> GOAL OF THE EXERCISE: Find the lines with the string "примере" and return them.

> PROVIDED RECORDS:
▼
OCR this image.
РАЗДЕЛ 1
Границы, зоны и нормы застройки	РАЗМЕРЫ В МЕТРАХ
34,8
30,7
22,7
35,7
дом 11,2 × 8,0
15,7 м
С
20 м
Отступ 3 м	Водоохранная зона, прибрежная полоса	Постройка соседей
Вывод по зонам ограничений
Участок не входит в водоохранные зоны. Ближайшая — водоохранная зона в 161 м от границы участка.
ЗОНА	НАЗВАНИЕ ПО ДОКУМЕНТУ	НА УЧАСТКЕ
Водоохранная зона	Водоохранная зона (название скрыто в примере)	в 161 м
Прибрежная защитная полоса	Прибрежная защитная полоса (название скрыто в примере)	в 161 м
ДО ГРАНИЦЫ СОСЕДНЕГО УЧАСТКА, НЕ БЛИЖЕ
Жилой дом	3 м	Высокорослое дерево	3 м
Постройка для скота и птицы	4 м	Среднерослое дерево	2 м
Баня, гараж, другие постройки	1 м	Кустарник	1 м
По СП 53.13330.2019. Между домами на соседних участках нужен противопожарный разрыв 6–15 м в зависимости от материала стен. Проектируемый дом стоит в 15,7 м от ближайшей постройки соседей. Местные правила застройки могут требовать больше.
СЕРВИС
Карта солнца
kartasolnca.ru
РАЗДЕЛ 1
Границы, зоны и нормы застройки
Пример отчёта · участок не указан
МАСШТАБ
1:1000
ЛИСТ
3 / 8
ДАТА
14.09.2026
▲
> COMPLETED TASK:
Водоохранная зона	Водоохранная зона (название скрыто в примере)	в 161 м
Прибрежная защитная полоса	Прибрежная защитная полоса (название скрыто в примере)	в 161 м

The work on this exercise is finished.